PROBLEM TO SOLVE -> Look through the data below. Collect every line where the word "this" occurs.

RECORD LIST ->

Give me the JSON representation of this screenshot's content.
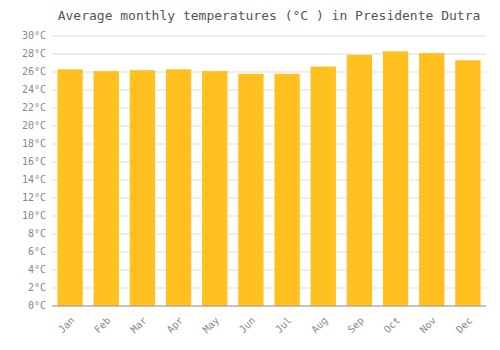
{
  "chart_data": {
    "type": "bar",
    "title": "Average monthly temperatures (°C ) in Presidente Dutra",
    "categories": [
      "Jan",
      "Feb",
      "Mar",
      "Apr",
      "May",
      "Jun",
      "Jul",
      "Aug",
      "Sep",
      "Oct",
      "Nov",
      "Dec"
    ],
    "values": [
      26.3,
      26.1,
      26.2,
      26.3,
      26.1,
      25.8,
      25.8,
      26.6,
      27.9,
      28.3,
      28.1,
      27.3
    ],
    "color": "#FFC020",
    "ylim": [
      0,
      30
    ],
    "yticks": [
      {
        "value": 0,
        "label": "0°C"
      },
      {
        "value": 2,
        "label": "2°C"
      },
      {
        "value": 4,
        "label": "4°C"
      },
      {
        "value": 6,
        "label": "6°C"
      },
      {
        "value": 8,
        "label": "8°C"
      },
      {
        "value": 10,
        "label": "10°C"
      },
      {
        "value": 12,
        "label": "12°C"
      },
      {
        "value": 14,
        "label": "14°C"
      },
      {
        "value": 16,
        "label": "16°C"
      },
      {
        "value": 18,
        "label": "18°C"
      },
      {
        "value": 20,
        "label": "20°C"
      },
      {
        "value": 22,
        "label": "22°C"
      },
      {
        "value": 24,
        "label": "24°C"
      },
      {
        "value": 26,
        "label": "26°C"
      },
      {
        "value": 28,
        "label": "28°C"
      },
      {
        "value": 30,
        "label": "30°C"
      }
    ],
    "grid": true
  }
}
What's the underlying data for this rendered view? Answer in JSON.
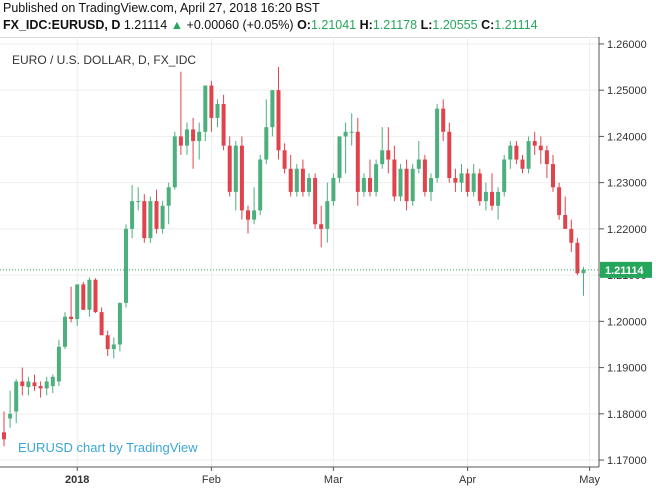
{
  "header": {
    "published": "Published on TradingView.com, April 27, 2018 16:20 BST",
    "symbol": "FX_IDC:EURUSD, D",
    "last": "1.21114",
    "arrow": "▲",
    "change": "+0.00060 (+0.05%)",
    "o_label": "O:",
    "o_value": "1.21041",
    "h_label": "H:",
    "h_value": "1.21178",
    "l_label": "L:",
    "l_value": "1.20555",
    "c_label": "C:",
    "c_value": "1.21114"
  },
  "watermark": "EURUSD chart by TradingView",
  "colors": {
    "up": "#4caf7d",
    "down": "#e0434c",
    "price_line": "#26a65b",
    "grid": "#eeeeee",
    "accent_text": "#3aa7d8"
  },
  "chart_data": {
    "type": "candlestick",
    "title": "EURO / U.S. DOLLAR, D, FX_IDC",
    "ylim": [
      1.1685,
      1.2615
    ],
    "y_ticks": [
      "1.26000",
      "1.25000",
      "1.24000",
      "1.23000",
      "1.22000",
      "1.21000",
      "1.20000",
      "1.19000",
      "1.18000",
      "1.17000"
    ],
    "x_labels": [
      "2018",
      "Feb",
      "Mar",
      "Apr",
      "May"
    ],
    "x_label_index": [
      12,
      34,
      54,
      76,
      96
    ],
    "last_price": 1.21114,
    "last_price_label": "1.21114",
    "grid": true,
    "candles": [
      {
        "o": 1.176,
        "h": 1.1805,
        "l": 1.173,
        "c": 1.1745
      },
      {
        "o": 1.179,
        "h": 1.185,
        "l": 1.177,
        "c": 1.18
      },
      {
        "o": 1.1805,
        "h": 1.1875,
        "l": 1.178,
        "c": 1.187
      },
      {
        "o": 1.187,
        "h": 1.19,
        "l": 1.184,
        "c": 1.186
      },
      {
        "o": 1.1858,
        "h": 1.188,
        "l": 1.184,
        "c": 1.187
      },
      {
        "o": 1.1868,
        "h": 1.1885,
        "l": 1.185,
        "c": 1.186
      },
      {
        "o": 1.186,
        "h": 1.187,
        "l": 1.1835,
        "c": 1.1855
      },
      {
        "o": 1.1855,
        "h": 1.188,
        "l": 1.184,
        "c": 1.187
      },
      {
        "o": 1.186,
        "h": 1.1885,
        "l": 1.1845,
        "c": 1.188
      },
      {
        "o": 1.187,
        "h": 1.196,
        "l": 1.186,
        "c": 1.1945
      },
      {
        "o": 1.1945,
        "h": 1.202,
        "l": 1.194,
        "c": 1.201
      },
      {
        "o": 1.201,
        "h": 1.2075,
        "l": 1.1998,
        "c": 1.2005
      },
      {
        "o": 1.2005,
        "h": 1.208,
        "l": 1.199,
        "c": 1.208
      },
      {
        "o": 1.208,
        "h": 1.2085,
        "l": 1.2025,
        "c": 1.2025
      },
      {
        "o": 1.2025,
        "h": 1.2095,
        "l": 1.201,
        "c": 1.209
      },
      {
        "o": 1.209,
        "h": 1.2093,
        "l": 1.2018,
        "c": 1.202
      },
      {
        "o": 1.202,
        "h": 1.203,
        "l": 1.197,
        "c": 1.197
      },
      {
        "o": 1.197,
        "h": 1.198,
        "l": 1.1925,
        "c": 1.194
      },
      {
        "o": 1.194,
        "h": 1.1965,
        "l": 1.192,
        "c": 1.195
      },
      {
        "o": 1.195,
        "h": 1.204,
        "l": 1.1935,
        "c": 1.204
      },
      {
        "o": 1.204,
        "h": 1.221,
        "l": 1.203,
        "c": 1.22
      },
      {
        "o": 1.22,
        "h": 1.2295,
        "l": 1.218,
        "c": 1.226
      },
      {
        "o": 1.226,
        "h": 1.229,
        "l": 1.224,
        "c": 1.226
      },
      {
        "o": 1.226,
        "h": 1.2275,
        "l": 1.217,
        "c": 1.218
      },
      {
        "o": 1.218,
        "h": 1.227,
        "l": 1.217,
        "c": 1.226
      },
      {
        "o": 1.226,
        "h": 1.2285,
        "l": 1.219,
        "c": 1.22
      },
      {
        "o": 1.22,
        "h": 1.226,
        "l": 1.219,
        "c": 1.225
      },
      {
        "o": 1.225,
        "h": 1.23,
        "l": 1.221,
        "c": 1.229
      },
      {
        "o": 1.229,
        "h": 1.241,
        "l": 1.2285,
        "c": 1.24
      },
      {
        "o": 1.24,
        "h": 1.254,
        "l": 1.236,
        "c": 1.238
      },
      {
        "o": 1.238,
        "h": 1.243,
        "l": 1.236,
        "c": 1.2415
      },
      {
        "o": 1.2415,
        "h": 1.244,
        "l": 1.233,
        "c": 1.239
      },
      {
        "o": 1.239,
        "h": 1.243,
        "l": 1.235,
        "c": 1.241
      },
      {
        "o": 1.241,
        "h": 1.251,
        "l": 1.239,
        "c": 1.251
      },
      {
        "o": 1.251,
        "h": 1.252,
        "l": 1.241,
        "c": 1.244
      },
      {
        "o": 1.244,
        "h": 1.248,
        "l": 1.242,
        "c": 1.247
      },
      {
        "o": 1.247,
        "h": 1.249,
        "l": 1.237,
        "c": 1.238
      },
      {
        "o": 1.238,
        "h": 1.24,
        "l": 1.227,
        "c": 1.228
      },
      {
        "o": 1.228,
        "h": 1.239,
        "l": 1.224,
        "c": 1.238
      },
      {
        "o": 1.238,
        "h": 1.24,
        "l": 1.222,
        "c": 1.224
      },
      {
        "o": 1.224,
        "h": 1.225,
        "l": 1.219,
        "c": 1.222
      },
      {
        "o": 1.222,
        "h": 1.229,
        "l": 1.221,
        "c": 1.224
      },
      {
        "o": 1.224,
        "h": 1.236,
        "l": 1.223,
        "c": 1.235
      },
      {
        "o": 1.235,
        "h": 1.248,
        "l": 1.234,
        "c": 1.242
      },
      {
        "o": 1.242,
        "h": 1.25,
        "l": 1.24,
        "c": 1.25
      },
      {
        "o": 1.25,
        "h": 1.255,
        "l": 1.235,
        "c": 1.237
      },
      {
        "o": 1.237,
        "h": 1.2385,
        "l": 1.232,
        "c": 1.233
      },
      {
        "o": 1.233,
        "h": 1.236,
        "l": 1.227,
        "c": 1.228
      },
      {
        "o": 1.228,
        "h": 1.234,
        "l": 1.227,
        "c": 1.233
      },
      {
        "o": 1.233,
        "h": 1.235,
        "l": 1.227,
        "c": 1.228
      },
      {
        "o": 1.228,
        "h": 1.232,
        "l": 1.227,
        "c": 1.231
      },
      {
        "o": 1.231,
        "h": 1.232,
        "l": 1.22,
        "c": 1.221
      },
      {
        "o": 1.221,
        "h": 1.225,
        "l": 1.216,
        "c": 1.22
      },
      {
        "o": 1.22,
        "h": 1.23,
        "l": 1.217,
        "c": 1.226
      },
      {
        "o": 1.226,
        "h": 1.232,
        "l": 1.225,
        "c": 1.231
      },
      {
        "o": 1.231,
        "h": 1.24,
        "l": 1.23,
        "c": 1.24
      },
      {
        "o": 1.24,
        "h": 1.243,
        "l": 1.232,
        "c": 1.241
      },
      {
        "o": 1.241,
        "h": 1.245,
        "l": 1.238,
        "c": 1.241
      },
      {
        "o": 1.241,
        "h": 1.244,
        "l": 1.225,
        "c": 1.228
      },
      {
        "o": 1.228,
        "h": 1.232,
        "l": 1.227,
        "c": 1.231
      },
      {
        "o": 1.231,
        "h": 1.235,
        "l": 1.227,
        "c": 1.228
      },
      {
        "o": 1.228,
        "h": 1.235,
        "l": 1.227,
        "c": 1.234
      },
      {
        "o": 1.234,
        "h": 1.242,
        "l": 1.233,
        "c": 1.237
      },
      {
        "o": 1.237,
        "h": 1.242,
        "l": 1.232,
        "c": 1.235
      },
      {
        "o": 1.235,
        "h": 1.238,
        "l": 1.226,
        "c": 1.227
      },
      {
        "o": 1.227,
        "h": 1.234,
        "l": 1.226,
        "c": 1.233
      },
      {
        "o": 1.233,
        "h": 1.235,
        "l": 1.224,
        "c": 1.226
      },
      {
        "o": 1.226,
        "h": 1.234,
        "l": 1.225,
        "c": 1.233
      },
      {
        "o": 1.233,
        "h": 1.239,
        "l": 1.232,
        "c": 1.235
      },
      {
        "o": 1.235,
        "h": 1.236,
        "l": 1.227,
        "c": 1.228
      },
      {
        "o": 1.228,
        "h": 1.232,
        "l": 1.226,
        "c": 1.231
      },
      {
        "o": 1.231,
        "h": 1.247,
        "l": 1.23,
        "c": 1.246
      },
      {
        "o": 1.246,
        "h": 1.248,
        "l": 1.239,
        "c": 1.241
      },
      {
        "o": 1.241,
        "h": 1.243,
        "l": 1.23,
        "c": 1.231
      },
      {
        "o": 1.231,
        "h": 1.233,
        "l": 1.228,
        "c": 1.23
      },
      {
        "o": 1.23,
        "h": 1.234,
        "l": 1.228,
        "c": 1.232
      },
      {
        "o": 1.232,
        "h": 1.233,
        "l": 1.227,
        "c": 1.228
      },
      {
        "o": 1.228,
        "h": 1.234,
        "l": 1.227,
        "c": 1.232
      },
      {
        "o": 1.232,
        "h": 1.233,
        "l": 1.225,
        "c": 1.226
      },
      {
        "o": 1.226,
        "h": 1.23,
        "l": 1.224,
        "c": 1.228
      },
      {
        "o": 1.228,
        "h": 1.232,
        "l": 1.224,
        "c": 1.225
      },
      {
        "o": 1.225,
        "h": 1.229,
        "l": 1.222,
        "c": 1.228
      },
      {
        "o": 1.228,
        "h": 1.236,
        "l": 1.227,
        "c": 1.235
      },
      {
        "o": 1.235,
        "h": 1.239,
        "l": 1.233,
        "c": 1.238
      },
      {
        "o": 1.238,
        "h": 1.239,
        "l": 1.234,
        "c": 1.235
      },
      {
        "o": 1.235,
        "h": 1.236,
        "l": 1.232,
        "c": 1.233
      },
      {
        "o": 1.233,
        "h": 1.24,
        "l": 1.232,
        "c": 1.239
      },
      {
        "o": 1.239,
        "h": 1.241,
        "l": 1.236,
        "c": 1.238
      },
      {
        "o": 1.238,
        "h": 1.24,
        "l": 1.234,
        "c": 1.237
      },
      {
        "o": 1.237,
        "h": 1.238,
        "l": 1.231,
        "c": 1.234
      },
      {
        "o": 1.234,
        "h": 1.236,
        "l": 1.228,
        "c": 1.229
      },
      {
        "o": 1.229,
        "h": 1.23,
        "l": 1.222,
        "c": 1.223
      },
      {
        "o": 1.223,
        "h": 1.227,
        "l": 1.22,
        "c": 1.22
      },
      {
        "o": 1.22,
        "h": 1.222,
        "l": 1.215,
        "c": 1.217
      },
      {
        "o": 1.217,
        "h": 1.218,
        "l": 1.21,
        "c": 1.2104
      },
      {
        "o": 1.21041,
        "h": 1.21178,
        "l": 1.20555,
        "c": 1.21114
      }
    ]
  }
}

FULL OUTPUT ->
Give me the JSON representation of this screenshot's content.
What's the underlying data for this rendered view? Answer in JSON.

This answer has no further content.